**THE EXERCISE:**
Would you copy out the whole listing exactly as given?

**LISTED RECORDS:**
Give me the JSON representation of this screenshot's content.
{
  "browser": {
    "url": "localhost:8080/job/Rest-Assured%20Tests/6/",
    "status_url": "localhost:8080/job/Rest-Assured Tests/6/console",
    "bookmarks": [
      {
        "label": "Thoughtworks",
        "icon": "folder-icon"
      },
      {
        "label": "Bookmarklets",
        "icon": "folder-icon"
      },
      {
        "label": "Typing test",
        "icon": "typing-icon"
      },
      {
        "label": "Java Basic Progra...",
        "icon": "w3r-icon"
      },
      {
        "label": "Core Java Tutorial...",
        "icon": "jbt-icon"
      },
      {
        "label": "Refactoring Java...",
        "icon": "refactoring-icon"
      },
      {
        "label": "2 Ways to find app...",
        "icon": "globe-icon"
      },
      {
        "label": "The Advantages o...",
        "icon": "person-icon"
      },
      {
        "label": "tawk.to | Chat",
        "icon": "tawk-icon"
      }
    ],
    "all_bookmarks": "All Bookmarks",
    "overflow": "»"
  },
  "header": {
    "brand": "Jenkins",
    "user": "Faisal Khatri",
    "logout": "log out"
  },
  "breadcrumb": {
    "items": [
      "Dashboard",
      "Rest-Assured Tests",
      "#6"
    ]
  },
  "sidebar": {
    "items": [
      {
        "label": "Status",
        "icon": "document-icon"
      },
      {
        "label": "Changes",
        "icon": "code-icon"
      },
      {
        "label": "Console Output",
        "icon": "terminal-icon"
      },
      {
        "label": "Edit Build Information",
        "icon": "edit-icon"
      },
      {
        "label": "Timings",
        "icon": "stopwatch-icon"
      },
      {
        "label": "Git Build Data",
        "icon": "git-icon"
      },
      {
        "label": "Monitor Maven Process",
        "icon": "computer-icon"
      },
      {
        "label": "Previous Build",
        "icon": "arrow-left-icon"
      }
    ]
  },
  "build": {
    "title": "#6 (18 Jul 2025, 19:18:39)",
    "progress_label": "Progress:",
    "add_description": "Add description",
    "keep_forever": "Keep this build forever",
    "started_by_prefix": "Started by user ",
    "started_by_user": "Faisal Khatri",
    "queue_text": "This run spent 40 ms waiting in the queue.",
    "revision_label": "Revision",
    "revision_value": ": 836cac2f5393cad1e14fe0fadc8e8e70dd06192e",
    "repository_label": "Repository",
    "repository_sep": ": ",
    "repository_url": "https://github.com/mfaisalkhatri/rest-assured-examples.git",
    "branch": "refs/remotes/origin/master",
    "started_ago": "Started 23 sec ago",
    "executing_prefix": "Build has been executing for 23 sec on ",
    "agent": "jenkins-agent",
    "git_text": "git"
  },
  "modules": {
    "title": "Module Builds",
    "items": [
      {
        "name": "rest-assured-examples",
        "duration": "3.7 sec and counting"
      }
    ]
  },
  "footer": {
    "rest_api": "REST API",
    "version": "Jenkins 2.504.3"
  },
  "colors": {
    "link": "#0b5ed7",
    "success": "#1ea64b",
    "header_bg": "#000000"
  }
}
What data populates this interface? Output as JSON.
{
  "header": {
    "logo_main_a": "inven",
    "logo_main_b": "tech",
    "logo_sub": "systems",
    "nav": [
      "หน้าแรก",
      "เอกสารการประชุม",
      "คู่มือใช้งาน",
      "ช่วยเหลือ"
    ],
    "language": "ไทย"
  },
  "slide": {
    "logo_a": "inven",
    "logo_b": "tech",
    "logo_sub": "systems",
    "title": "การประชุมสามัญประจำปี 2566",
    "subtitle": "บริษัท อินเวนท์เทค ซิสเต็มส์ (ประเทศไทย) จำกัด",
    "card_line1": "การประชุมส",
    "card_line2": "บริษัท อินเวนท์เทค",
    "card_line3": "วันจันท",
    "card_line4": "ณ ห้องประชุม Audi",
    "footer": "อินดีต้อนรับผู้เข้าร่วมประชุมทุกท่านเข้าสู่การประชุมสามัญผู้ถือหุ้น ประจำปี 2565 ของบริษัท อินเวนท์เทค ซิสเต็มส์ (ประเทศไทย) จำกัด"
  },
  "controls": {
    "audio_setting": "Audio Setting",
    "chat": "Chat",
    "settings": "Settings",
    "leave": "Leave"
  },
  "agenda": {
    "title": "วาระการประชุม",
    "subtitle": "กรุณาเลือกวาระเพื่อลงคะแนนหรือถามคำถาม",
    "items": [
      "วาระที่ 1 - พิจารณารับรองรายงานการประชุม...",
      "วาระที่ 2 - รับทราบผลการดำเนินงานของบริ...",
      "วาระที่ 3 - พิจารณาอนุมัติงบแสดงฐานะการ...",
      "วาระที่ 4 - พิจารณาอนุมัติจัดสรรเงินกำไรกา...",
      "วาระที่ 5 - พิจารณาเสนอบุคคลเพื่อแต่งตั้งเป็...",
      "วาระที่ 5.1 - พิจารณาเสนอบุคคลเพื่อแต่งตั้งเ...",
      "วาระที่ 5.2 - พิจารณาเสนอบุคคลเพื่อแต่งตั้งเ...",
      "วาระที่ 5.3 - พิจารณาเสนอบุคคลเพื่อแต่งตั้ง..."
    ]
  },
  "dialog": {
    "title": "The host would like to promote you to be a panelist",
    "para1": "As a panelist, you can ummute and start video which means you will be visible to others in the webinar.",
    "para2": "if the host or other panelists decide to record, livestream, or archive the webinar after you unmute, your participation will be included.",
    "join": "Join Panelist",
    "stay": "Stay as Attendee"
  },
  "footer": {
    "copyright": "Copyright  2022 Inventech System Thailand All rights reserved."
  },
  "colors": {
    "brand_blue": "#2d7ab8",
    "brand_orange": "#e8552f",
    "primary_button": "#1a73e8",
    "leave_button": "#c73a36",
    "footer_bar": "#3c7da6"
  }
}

**WRITTEN RESPONSE:**
Give me the JSON representation of this screenshot's content.
{
  "browser": {
    "url": "localhost:8080/job/Rest-Assured%20Tests/6/",
    "status_url": "localhost:8080/job/Rest-Assured Tests/6/console",
    "bookmarks": [
      {
        "label": "Thoughtworks",
        "icon": "folder-icon"
      },
      {
        "label": "Bookmarklets",
        "icon": "folder-icon"
      },
      {
        "label": "Typing test",
        "icon": "typing-icon"
      },
      {
        "label": "Java Basic Progra...",
        "icon": "w3r-icon"
      },
      {
        "label": "Core Java Tutorial...",
        "icon": "jbt-icon"
      },
      {
        "label": "Refactoring Java...",
        "icon": "refactoring-icon"
      },
      {
        "label": "2 Ways to find app...",
        "icon": "globe-icon"
      },
      {
        "label": "The Advantages o...",
        "icon": "person-icon"
      },
      {
        "label": "tawk.to | Chat",
        "icon": "tawk-icon"
      }
    ],
    "all_bookmarks": "All Bookmarks",
    "overflow": "»"
  },
  "header": {
    "brand": "Jenkins",
    "user": "Faisal Khatri",
    "logout": "log out"
  },
  "breadcrumb": {
    "items": [
      "Dashboard",
      "Rest-Assured Tests",
      "#6"
    ]
  },
  "sidebar": {
    "items": [
      {
        "label": "Status",
        "icon": "document-icon"
      },
      {
        "label": "Changes",
        "icon": "code-icon"
      },
      {
        "label": "Console Output",
        "icon": "terminal-icon"
      },
      {
        "label": "Edit Build Information",
        "icon": "edit-icon"
      },
      {
        "label": "Timings",
        "icon": "stopwatch-icon"
      },
      {
        "label": "Git Build Data",
        "icon": "git-icon"
      },
      {
        "label": "Monitor Maven Process",
        "icon": "computer-icon"
      },
      {
        "label": "Previous Build",
        "icon": "arrow-left-icon"
      }
    ]
  },
  "build": {
    "title": "#6 (18 Jul 2025, 19:18:39)",
    "progress_label": "Progress:",
    "add_description": "Add description",
    "keep_forever": "Keep this build forever",
    "started_by_prefix": "Started by user ",
    "started_by_user": "Faisal Khatri",
    "queue_text": "This run spent 40 ms waiting in the queue.",
    "revision_label": "Revision",
    "revision_value": ": 836cac2f5393cad1e14fe0fadc8e8e70dd06192e",
    "repository_label": "Repository",
    "repository_sep": ": ",
    "repository_url": "https://github.com/mfaisalkhatri/rest-assured-examples.git",
    "branch": "refs/remotes/origin/master",
    "started_ago": "Started 23 sec ago",
    "executing_prefix": "Build has been executing for 23 sec on ",
    "agent": "jenkins-agent",
    "git_text": "git"
  },
  "modules": {
    "title": "Module Builds",
    "items": [
      {
        "name": "rest-assured-examples",
        "duration": "3.7 sec and counting"
      }
    ]
  },
  "footer": {
    "rest_api": "REST API",
    "version": "Jenkins 2.504.3"
  },
  "colors": {
    "link": "#0b5ed7",
    "success": "#1ea64b",
    "header_bg": "#000000"
  }
}
What data populates this interface? Output as JSON.
{
  "header": {
    "logo_main_a": "inven",
    "logo_main_b": "tech",
    "logo_sub": "systems",
    "nav": [
      "หน้าแรก",
      "เอกสารการประชุม",
      "คู่มือใช้งาน",
      "ช่วยเหลือ"
    ],
    "language": "ไทย"
  },
  "slide": {
    "logo_a": "inven",
    "logo_b": "tech",
    "logo_sub": "systems",
    "title": "การประชุมสามัญประจำปี 2566",
    "subtitle": "บริษัท อินเวนท์เทค ซิสเต็มส์ (ประเทศไทย) จำกัด",
    "card_line1": "การประชุมส",
    "card_line2": "บริษัท อินเวนท์เทค",
    "card_line3": "วันจันท",
    "card_line4": "ณ ห้องประชุม Audi",
    "footer": "อินดีต้อนรับผู้เข้าร่วมประชุมทุกท่านเข้าสู่การประชุมสามัญผู้ถือหุ้น ประจำปี 2565 ของบริษัท อินเวนท์เทค ซิสเต็มส์ (ประเทศไทย) จำกัด"
  },
  "controls": {
    "audio_setting": "Audio Setting",
    "chat": "Chat",
    "settings": "Settings",
    "leave": "Leave"
  },
  "agenda": {
    "title": "วาระการประชุม",
    "subtitle": "กรุณาเลือกวาระเพื่อลงคะแนนหรือถามคำถาม",
    "items": [
      "วาระที่ 1 - พิจารณารับรองรายงานการประชุม...",
      "วาระที่ 2 - รับทราบผลการดำเนินงานของบริ...",
      "วาระที่ 3 - พิจารณาอนุมัติงบแสดงฐานะการ...",
      "วาระที่ 4 - พิจารณาอนุมัติจัดสรรเงินกำไรกา...",
      "วาระที่ 5 - พิจารณาเสนอบุคคลเพื่อแต่งตั้งเป็...",
      "วาระที่ 5.1 - พิจารณาเสนอบุคคลเพื่อแต่งตั้งเ...",
      "วาระที่ 5.2 - พิจารณาเสนอบุคคลเพื่อแต่งตั้งเ...",
      "วาระที่ 5.3 - พิจารณาเสนอบุคคลเพื่อแต่งตั้ง..."
    ]
  },
  "dialog": {
    "title": "The host would like to promote you to be a panelist",
    "para1": "As a panelist, you can ummute and start video which means you will be visible to others in the webinar.",
    "para2": "if the host or other panelists decide to record, livestream, or archive the webinar after you unmute, your participation will be included.",
    "join": "Join Panelist",
    "stay": "Stay as Attendee"
  },
  "footer": {
    "copyright": "Copyright  2022 Inventech System Thailand All rights reserved."
  },
  "colors": {
    "brand_blue": "#2d7ab8",
    "brand_orange": "#e8552f",
    "primary_button": "#1a73e8",
    "leave_button": "#c73a36",
    "footer_bar": "#3c7da6"
  }
}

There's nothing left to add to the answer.